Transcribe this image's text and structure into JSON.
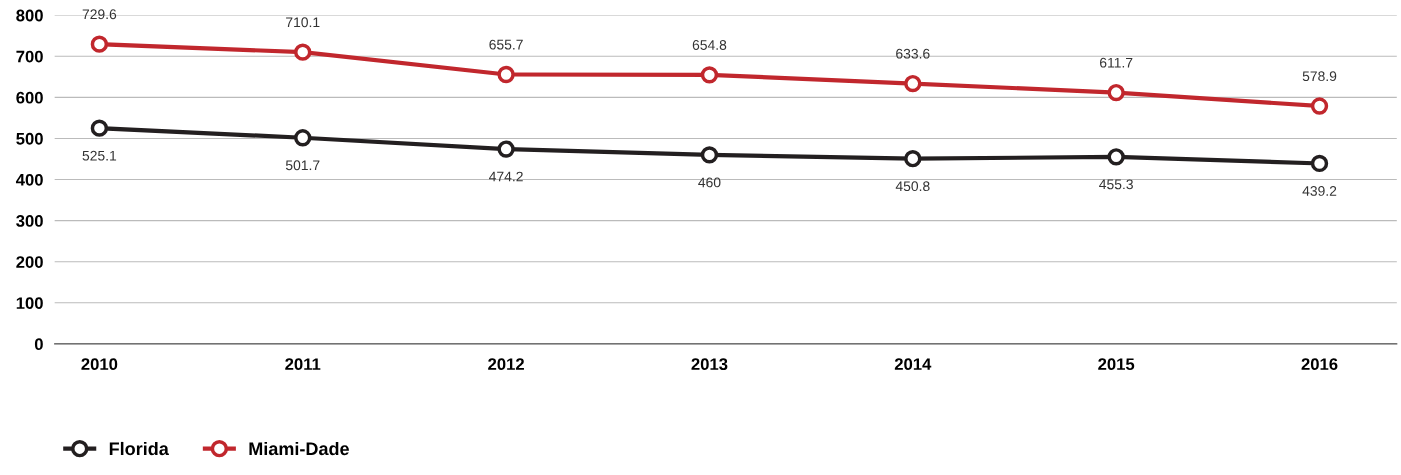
{
  "chart_data": {
    "type": "line",
    "categories": [
      "2010",
      "2011",
      "2012",
      "2013",
      "2014",
      "2015",
      "2016"
    ],
    "series": [
      {
        "name": "Florida",
        "color": "#231f20",
        "values": [
          525.1,
          501.7,
          474.2,
          460,
          450.8,
          455.3,
          439.2
        ]
      },
      {
        "name": "Miami-Dade",
        "color": "#c1272d",
        "values": [
          729.6,
          710.1,
          655.7,
          654.8,
          633.6,
          611.7,
          578.9
        ]
      }
    ],
    "ylim": [
      0,
      800
    ],
    "yticks": [
      0,
      100,
      200,
      300,
      400,
      500,
      600,
      700,
      800
    ],
    "grid": "y",
    "legend": "bottom left",
    "marker": "circle",
    "line_style": "solid",
    "data_labels": true
  }
}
--*--
§ **Task**:
Give the material again exactly as it is, but keep the pictures out.

§ **Reply to the exercise**:
Transcribe this image's text and structure into JSON.
{
  "chart_data": {
    "type": "line",
    "categories": [
      "2010",
      "2011",
      "2012",
      "2013",
      "2014",
      "2015",
      "2016"
    ],
    "series": [
      {
        "name": "Florida",
        "color": "#231f20",
        "values": [
          525.1,
          501.7,
          474.2,
          460,
          450.8,
          455.3,
          439.2
        ]
      },
      {
        "name": "Miami-Dade",
        "color": "#c1272d",
        "values": [
          729.6,
          710.1,
          655.7,
          654.8,
          633.6,
          611.7,
          578.9
        ]
      }
    ],
    "ylim": [
      0,
      800
    ],
    "yticks": [
      0,
      100,
      200,
      300,
      400,
      500,
      600,
      700,
      800
    ],
    "grid": "y",
    "legend": "bottom left",
    "marker": "circle",
    "line_style": "solid",
    "data_labels": true
  }
}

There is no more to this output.